# Objective
Copy out all of the material exactly as presented.

# Input for this task

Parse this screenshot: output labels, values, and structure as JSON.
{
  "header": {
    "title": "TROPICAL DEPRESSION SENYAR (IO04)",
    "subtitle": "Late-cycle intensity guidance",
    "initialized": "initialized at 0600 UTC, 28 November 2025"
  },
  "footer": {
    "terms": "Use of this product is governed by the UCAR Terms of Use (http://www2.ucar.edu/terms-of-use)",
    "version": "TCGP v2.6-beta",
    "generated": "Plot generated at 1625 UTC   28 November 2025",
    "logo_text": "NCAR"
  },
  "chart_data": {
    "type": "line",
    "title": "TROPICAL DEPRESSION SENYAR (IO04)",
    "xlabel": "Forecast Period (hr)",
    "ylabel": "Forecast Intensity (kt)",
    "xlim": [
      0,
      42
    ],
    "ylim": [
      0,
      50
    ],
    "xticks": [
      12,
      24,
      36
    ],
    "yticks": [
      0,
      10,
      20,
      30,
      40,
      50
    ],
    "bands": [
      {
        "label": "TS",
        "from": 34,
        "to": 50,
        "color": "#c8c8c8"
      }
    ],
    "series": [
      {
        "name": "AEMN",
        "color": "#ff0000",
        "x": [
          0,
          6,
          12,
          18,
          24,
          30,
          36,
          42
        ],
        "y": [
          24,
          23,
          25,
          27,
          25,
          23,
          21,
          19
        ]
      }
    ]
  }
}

# Task solution
Parse this screenshot: output labels, values, and structure as JSON.
{
  "header": {
    "title": "TROPICAL DEPRESSION SENYAR (IO04)",
    "subtitle": "Late-cycle intensity guidance",
    "initialized": "initialized at 0600 UTC, 28 November 2025"
  },
  "footer": {
    "terms": "Use of this product is governed by the UCAR Terms of Use (http://www2.ucar.edu/terms-of-use)",
    "version": "TCGP v2.6-beta",
    "generated": "Plot generated at 1625 UTC   28 November 2025",
    "logo_text": "NCAR"
  },
  "chart_data": {
    "type": "line",
    "title": "TROPICAL DEPRESSION SENYAR (IO04)",
    "xlabel": "Forecast Period (hr)",
    "ylabel": "Forecast Intensity (kt)",
    "xlim": [
      0,
      42
    ],
    "ylim": [
      0,
      50
    ],
    "xticks": [
      12,
      24,
      36
    ],
    "yticks": [
      0,
      10,
      20,
      30,
      40,
      50
    ],
    "bands": [
      {
        "label": "TS",
        "from": 34,
        "to": 50,
        "color": "#c8c8c8"
      }
    ],
    "series": [
      {
        "name": "AEMN",
        "color": "#ff0000",
        "x": [
          0,
          6,
          12,
          18,
          24,
          30,
          36,
          42
        ],
        "y": [
          24,
          23,
          25,
          27,
          25,
          23,
          21,
          19
        ]
      }
    ]
  }
}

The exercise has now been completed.